▸ Excerpt
<<<<

【 摘 要 】

Background

The lungs of very preterm human babies display deficits in alveolarization and vascularization as a result of the clinical use of high oxygen treatment (leading to hyperoxia) required to decrease the risk of mortality. Detailed analyses of the persistence of the respiratory deficits following this treatment and means to restore a normal state have not been investigated in full detail. In this study, high oxygen administration to neonatal mouse lungs was established as a proxy to hyperoxia in human preterm infant lungs, to better characterize the associated deficits and thus provide a means to assist in the development of treatments in the future.

Methods

Ninety percent oxygen was administered to newborn mice for four consecutive days. The effects of this treatment upon alveolarization and vascularization were investigated by morphometric, histochemical, immunohistochemical and protein analyses at day five (D5), D28 and D56 postpartum.

>>>>

▸ Exercise directions
Please list each kind of analysis that the hyperoxia abstract names for studying alveolarization and vascularization in the mice.

▸ Material supplied
<<<<

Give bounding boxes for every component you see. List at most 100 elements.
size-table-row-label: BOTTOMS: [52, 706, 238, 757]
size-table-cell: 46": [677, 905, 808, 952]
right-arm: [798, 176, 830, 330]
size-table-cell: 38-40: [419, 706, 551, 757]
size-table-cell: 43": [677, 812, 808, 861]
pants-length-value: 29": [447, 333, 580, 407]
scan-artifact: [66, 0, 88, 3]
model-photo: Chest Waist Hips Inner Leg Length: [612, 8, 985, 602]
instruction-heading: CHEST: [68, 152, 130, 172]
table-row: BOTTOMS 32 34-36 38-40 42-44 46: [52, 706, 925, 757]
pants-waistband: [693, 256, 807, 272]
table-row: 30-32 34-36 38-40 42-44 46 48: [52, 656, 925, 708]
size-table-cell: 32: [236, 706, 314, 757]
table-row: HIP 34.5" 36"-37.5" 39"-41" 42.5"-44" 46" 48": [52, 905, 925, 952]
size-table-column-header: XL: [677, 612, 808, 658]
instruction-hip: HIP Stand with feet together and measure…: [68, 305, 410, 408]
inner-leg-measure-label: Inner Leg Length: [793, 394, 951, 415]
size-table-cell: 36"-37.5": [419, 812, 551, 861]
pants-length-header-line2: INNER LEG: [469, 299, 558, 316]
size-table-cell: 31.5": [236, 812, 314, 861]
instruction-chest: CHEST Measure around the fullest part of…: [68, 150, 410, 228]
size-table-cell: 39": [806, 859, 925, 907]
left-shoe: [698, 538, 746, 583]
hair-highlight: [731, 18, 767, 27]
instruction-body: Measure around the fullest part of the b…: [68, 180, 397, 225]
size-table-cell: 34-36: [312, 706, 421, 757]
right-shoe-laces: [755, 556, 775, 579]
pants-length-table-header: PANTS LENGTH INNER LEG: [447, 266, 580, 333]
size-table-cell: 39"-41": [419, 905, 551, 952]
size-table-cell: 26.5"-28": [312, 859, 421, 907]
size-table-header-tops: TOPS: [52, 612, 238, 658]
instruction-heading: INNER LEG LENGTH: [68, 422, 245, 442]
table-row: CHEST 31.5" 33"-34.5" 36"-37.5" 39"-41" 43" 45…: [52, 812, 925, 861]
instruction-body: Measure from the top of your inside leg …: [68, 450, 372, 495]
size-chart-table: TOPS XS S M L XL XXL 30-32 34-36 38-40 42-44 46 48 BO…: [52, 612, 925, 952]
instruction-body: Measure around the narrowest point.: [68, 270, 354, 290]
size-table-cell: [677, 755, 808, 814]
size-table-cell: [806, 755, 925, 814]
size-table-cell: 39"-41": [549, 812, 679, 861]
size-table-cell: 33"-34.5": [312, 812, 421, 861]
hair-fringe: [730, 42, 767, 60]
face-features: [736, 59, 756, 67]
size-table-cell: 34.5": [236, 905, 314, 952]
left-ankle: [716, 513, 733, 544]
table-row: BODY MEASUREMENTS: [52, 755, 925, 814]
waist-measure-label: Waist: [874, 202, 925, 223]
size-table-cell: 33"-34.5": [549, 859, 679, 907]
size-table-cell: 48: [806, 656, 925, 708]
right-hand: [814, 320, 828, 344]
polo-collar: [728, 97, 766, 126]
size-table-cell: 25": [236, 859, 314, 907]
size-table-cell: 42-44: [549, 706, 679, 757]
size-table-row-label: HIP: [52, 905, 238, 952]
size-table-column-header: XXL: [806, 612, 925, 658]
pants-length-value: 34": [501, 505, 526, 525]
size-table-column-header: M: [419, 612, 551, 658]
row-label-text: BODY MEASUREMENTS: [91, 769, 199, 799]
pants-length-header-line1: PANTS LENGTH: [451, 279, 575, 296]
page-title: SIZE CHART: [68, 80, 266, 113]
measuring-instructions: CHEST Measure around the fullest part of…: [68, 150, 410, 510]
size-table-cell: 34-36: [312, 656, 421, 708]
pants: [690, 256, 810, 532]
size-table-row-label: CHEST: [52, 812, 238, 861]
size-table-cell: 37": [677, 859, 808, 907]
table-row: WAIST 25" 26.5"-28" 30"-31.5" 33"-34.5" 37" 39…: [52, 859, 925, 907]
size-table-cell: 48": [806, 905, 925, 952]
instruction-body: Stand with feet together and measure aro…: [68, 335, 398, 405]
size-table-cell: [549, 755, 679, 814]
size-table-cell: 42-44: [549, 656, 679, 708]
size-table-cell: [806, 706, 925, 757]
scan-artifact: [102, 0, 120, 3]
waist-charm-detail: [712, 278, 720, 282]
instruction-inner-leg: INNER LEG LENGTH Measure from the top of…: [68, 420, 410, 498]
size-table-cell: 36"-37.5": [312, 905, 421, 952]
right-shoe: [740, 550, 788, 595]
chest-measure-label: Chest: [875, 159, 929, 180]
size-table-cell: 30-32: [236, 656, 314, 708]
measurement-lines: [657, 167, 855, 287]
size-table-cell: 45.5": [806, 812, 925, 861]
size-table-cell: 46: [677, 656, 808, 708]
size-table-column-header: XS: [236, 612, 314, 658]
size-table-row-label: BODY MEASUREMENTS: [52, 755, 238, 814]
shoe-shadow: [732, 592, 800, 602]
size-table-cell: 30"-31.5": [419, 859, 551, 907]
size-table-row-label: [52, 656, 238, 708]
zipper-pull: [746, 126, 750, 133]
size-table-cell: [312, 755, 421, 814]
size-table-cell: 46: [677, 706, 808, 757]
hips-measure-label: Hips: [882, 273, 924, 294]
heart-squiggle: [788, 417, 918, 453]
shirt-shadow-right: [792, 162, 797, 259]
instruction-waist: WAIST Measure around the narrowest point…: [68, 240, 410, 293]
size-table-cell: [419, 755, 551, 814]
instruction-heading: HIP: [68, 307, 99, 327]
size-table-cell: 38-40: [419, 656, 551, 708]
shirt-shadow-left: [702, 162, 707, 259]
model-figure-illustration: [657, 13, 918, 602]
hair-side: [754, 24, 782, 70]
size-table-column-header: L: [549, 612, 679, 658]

>>>>

▸ Solution to the exercise
Morphometric, histochemical, immunohistochemical and protein analyses.